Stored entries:
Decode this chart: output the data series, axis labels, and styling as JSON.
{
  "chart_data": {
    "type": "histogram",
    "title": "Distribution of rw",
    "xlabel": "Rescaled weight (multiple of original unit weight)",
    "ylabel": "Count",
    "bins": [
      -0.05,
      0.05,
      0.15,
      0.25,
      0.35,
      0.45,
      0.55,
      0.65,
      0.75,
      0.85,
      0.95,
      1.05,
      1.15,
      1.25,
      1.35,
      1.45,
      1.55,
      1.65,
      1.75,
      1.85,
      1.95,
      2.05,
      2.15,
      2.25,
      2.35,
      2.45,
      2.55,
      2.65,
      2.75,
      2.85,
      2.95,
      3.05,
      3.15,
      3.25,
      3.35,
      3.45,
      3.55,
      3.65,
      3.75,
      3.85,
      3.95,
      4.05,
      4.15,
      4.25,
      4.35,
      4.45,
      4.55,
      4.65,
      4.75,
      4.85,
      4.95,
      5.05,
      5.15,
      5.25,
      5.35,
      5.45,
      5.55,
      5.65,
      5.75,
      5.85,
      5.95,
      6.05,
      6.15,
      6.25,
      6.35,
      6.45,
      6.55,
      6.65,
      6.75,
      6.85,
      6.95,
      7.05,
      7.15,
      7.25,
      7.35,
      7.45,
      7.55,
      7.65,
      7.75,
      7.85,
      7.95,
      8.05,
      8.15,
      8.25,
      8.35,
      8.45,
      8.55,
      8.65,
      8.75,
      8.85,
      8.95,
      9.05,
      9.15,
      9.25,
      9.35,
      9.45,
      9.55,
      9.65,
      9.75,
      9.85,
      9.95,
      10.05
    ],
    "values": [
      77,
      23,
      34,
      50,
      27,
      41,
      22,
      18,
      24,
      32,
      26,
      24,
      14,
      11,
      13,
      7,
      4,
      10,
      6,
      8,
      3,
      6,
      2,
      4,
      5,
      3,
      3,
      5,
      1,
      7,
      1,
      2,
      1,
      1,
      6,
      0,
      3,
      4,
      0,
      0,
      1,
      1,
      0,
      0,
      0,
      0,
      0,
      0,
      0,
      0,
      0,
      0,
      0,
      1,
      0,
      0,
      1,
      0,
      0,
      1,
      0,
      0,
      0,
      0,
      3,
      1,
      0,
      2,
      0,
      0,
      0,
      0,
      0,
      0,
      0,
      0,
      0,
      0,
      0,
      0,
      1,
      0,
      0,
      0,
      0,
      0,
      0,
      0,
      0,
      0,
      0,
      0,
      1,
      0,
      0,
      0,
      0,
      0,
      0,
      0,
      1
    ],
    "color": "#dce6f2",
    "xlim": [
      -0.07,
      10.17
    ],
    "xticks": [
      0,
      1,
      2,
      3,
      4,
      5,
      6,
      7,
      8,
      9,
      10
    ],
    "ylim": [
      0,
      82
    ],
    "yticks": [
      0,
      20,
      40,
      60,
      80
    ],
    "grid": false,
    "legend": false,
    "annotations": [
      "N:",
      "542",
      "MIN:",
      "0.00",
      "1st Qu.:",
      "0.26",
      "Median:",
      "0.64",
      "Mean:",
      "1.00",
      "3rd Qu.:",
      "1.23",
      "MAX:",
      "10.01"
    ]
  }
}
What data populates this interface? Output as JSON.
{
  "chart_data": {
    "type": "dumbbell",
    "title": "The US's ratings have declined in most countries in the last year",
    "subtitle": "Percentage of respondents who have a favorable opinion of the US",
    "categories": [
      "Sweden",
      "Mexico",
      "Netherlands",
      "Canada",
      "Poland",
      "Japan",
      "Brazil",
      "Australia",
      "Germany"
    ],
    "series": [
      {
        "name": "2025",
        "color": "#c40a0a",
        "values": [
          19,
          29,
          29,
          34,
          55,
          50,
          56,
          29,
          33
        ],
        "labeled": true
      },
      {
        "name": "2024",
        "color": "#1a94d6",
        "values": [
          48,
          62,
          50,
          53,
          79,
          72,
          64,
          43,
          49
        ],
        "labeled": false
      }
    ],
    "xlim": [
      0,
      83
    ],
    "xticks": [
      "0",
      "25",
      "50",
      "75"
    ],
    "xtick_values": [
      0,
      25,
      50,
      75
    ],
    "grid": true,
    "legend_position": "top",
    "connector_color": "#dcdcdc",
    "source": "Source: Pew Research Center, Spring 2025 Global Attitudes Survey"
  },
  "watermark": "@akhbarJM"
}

EXERCISE PROMPT: Select all lines in the listing that include the word "JSON".

REPLY TO THE EXERCISE:
Decode this chart: output the data series, axis labels, and styling as JSON.
What data populates this interface? Output as JSON.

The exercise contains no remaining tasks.